*Requirements:*
Where does the string "TradingView" appear in the records? Copy every line that contains it.

*Extracted information:*
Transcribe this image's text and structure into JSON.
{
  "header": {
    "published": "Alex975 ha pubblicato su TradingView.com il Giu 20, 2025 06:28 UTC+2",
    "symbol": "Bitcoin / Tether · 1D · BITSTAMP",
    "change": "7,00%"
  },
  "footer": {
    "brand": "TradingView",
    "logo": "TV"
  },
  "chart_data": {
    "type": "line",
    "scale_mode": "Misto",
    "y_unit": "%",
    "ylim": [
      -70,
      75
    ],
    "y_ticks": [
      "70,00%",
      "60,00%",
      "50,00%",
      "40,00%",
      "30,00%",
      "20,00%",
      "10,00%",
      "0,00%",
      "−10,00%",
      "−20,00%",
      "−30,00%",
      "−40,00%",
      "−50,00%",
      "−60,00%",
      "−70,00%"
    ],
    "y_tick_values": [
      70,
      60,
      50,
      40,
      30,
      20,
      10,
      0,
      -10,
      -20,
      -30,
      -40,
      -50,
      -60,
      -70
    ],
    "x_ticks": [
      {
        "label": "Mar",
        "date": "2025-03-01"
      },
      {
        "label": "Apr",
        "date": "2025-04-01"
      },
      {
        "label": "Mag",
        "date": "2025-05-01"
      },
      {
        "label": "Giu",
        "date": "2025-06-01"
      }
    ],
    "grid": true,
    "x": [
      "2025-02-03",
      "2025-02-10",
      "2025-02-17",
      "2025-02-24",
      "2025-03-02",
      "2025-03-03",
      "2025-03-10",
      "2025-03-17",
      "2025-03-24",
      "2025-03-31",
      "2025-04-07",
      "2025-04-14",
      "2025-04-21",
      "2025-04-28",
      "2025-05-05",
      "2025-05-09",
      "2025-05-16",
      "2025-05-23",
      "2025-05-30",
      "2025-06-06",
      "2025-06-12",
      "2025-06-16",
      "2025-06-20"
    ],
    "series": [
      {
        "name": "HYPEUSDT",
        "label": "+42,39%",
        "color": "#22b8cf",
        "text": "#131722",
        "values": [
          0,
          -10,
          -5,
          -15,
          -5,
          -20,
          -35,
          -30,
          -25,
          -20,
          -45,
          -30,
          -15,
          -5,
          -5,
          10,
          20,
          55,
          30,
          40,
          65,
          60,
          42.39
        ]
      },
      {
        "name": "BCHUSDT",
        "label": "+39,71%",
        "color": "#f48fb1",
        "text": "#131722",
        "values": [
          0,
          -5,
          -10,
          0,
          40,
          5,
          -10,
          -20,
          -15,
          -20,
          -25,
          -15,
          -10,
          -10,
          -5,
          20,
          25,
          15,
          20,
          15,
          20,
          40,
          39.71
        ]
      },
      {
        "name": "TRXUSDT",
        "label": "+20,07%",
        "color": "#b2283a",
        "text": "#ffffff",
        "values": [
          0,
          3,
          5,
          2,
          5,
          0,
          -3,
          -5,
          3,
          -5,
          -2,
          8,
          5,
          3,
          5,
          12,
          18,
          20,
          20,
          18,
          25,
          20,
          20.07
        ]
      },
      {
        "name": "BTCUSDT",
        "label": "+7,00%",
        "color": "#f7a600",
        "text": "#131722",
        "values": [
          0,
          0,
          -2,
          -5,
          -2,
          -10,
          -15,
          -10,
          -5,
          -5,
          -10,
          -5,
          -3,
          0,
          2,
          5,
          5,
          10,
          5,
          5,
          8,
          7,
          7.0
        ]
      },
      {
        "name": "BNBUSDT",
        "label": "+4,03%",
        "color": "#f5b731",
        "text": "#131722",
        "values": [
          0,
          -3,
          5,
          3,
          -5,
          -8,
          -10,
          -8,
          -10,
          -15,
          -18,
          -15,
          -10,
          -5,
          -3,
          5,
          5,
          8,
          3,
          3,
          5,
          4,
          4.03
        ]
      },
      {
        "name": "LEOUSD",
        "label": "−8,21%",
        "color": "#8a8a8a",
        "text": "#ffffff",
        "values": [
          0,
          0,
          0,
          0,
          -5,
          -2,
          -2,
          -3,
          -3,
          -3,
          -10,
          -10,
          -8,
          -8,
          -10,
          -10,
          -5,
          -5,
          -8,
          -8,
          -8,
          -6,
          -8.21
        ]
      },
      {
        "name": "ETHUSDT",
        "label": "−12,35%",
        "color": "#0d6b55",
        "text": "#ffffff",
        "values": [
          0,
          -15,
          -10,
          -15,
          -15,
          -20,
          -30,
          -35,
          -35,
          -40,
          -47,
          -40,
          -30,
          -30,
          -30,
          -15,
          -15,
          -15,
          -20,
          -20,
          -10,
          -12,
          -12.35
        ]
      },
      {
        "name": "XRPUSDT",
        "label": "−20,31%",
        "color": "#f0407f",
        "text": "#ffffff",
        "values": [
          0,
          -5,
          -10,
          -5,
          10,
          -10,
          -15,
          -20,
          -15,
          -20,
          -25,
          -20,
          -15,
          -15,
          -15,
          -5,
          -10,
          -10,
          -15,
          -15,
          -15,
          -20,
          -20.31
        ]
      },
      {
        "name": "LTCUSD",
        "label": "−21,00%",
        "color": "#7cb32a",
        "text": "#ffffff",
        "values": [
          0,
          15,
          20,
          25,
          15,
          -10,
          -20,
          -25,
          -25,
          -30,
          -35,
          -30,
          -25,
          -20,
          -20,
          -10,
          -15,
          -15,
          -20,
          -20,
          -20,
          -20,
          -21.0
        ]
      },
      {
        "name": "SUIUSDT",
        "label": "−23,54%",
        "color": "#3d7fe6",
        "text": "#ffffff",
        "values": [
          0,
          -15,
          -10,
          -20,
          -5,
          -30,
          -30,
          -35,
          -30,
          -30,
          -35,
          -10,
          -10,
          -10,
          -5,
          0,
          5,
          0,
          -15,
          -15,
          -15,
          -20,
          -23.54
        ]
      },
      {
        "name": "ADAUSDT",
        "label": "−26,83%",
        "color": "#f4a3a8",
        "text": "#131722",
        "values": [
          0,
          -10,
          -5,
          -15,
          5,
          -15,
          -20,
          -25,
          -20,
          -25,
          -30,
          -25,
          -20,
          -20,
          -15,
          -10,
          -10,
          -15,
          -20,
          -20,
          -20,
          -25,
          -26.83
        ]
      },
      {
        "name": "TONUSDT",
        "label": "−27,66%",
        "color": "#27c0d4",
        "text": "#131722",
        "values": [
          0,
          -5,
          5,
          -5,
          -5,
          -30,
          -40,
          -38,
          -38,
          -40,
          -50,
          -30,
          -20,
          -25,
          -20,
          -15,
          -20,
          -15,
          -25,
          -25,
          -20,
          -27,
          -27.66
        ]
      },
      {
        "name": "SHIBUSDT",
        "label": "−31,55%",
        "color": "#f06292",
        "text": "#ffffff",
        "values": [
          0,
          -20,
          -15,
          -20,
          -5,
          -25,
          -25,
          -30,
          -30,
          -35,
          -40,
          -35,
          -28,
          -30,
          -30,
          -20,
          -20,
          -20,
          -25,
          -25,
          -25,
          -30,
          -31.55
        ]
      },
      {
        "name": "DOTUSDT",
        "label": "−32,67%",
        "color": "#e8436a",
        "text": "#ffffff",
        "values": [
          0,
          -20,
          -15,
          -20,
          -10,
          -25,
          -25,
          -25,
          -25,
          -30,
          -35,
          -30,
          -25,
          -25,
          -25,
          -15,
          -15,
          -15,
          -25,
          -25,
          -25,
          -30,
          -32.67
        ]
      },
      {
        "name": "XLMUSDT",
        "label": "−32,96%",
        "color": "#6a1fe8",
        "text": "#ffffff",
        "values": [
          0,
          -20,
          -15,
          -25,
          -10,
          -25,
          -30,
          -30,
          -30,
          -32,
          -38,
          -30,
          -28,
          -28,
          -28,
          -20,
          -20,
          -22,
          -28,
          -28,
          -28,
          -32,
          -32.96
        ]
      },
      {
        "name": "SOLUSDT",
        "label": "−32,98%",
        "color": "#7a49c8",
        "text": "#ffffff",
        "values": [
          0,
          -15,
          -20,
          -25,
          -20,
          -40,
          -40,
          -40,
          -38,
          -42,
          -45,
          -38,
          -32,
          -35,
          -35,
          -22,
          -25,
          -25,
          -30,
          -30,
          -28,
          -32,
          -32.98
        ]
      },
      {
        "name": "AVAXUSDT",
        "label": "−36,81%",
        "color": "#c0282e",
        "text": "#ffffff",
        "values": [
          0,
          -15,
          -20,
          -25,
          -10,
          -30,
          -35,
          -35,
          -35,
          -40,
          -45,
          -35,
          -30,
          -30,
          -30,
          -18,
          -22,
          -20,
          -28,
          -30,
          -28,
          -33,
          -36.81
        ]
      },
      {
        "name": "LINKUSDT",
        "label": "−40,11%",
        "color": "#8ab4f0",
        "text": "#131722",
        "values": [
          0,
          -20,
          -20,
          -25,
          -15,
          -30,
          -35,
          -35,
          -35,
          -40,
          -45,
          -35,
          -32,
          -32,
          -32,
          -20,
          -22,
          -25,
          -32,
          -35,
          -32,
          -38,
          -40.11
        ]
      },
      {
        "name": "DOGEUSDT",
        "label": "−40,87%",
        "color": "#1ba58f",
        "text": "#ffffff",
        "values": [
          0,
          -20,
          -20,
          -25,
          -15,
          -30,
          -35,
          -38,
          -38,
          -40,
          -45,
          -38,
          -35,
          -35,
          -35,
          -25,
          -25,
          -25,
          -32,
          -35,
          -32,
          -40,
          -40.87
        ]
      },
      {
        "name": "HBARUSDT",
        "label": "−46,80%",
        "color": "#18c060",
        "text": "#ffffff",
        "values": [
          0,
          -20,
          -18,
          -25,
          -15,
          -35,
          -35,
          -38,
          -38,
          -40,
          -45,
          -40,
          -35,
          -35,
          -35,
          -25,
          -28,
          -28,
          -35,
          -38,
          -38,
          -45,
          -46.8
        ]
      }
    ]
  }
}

*Task answer:*
    "published": "Alex975 ha pubblicato su TradingView.com il Giu 20, 2025 06:28 UTC+2",
    "brand": "TradingView",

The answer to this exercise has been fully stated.